• _Supplied information_
....................
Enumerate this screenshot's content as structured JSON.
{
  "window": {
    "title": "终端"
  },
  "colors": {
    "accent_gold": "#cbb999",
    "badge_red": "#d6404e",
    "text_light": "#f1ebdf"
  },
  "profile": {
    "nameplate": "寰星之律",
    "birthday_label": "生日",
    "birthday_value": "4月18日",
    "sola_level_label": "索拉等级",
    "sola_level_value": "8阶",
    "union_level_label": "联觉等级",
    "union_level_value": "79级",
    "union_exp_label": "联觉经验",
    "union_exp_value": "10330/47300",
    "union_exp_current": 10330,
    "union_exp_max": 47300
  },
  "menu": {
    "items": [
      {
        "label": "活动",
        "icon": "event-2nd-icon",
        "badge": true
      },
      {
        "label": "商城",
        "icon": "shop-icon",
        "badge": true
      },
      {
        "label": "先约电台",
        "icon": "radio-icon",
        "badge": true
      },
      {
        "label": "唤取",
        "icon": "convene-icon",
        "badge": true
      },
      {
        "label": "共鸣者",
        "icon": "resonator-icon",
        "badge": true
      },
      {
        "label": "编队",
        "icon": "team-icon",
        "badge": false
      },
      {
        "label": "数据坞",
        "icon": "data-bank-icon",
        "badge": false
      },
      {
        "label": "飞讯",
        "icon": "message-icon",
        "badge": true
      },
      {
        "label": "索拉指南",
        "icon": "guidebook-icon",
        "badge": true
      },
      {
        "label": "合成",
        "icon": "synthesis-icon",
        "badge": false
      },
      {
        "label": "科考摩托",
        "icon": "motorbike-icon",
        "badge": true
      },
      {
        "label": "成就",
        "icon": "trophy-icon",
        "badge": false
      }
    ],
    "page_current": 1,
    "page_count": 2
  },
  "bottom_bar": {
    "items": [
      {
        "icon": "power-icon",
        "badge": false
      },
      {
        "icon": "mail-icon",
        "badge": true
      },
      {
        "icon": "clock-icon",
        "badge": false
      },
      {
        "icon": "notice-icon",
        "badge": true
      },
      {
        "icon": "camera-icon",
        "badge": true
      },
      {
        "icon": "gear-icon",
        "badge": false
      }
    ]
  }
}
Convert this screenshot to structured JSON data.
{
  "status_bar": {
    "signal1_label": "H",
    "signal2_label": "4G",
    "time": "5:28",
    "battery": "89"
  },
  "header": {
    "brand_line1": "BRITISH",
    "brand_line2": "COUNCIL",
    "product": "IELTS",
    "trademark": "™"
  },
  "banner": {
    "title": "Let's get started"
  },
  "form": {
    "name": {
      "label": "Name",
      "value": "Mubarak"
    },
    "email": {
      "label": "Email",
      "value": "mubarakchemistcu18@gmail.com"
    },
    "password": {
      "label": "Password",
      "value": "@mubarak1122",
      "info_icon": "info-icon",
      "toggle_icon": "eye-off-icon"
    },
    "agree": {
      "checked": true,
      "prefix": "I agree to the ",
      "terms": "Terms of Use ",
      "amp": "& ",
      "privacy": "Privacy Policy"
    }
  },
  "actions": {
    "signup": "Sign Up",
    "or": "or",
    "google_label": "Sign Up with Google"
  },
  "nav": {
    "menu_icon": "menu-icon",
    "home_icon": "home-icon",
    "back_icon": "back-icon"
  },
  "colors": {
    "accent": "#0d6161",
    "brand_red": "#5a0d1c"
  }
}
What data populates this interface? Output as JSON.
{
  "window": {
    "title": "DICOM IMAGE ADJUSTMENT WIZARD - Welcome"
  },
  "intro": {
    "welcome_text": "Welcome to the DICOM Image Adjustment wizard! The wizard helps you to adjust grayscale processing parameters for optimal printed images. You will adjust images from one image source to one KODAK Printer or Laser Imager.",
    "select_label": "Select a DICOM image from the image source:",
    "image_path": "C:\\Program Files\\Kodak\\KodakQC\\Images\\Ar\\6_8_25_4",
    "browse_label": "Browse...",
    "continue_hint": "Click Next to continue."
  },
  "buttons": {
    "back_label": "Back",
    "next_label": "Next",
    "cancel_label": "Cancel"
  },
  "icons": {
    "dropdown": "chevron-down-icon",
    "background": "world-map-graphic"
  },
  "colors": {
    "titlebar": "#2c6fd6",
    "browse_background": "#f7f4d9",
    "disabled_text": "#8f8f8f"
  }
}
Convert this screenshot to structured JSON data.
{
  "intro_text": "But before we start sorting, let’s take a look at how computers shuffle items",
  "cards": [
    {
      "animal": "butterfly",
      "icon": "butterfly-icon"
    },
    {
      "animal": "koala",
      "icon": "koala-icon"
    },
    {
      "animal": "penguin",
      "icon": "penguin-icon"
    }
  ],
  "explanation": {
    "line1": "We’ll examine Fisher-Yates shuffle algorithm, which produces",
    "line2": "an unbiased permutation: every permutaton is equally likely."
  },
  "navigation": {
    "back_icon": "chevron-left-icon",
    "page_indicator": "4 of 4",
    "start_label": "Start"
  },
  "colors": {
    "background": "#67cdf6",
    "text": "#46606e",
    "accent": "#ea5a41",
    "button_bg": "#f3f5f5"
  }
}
....................
Once more, set down the full listing, verbatim.

Enumerate this screenshot's content as structured JSON.
{
  "window": {
    "title": "终端"
  },
  "colors": {
    "accent_gold": "#cbb999",
    "badge_red": "#d6404e",
    "text_light": "#f1ebdf"
  },
  "profile": {
    "nameplate": "寰星之律",
    "birthday_label": "生日",
    "birthday_value": "4月18日",
    "sola_level_label": "索拉等级",
    "sola_level_value": "8阶",
    "union_level_label": "联觉等级",
    "union_level_value": "79级",
    "union_exp_label": "联觉经验",
    "union_exp_value": "10330/47300",
    "union_exp_current": 10330,
    "union_exp_max": 47300
  },
  "menu": {
    "items": [
      {
        "label": "活动",
        "icon": "event-2nd-icon",
        "badge": true
      },
      {
        "label": "商城",
        "icon": "shop-icon",
        "badge": true
      },
      {
        "label": "先约电台",
        "icon": "radio-icon",
        "badge": true
      },
      {
        "label": "唤取",
        "icon": "convene-icon",
        "badge": true
      },
      {
        "label": "共鸣者",
        "icon": "resonator-icon",
        "badge": true
      },
      {
        "label": "编队",
        "icon": "team-icon",
        "badge": false
      },
      {
        "label": "数据坞",
        "icon": "data-bank-icon",
        "badge": false
      },
      {
        "label": "飞讯",
        "icon": "message-icon",
        "badge": true
      },
      {
        "label": "索拉指南",
        "icon": "guidebook-icon",
        "badge": true
      },
      {
        "label": "合成",
        "icon": "synthesis-icon",
        "badge": false
      },
      {
        "label": "科考摩托",
        "icon": "motorbike-icon",
        "badge": true
      },
      {
        "label": "成就",
        "icon": "trophy-icon",
        "badge": false
      }
    ],
    "page_current": 1,
    "page_count": 2
  },
  "bottom_bar": {
    "items": [
      {
        "icon": "power-icon",
        "badge": false
      },
      {
        "icon": "mail-icon",
        "badge": true
      },
      {
        "icon": "clock-icon",
        "badge": false
      },
      {
        "icon": "notice-icon",
        "badge": true
      },
      {
        "icon": "camera-icon",
        "badge": true
      },
      {
        "icon": "gear-icon",
        "badge": false
      }
    ]
  }
}
Convert this screenshot to structured JSON data.
{
  "status_bar": {
    "signal1_label": "H",
    "signal2_label": "4G",
    "time": "5:28",
    "battery": "89"
  },
  "header": {
    "brand_line1": "BRITISH",
    "brand_line2": "COUNCIL",
    "product": "IELTS",
    "trademark": "™"
  },
  "banner": {
    "title": "Let's get started"
  },
  "form": {
    "name": {
      "label": "Name",
      "value": "Mubarak"
    },
    "email": {
      "label": "Email",
      "value": "mubarakchemistcu18@gmail.com"
    },
    "password": {
      "label": "Password",
      "value": "@mubarak1122",
      "info_icon": "info-icon",
      "toggle_icon": "eye-off-icon"
    },
    "agree": {
      "checked": true,
      "prefix": "I agree to the ",
      "terms": "Terms of Use ",
      "amp": "& ",
      "privacy": "Privacy Policy"
    }
  },
  "actions": {
    "signup": "Sign Up",
    "or": "or",
    "google_label": "Sign Up with Google"
  },
  "nav": {
    "menu_icon": "menu-icon",
    "home_icon": "home-icon",
    "back_icon": "back-icon"
  },
  "colors": {
    "accent": "#0d6161",
    "brand_red": "#5a0d1c"
  }
}
What data populates this interface? Output as JSON.
{
  "window": {
    "title": "DICOM IMAGE ADJUSTMENT WIZARD - Welcome"
  },
  "intro": {
    "welcome_text": "Welcome to the DICOM Image Adjustment wizard! The wizard helps you to adjust grayscale processing parameters for optimal printed images. You will adjust images from one image source to one KODAK Printer or Laser Imager.",
    "select_label": "Select a DICOM image from the image source:",
    "image_path": "C:\\Program Files\\Kodak\\KodakQC\\Images\\Ar\\6_8_25_4",
    "browse_label": "Browse...",
    "continue_hint": "Click Next to continue."
  },
  "buttons": {
    "back_label": "Back",
    "next_label": "Next",
    "cancel_label": "Cancel"
  },
  "icons": {
    "dropdown": "chevron-down-icon",
    "background": "world-map-graphic"
  },
  "colors": {
    "titlebar": "#2c6fd6",
    "browse_background": "#f7f4d9",
    "disabled_text": "#8f8f8f"
  }
}
Convert this screenshot to structured JSON data.
{
  "intro_text": "But before we start sorting, let’s take a look at how computers shuffle items",
  "cards": [
    {
      "animal": "butterfly",
      "icon": "butterfly-icon"
    },
    {
      "animal": "koala",
      "icon": "koala-icon"
    },
    {
      "animal": "penguin",
      "icon": "penguin-icon"
    }
  ],
  "explanation": {
    "line1": "We’ll examine Fisher-Yates shuffle algorithm, which produces",
    "line2": "an unbiased permutation: every permutaton is equally likely."
  },
  "navigation": {
    "back_icon": "chevron-left-icon",
    "page_indicator": "4 of 4",
    "start_label": "Start"
  },
  "colors": {
    "background": "#67cdf6",
    "text": "#46606e",
    "accent": "#ea5a41",
    "button_bg": "#f3f5f5"
  }
}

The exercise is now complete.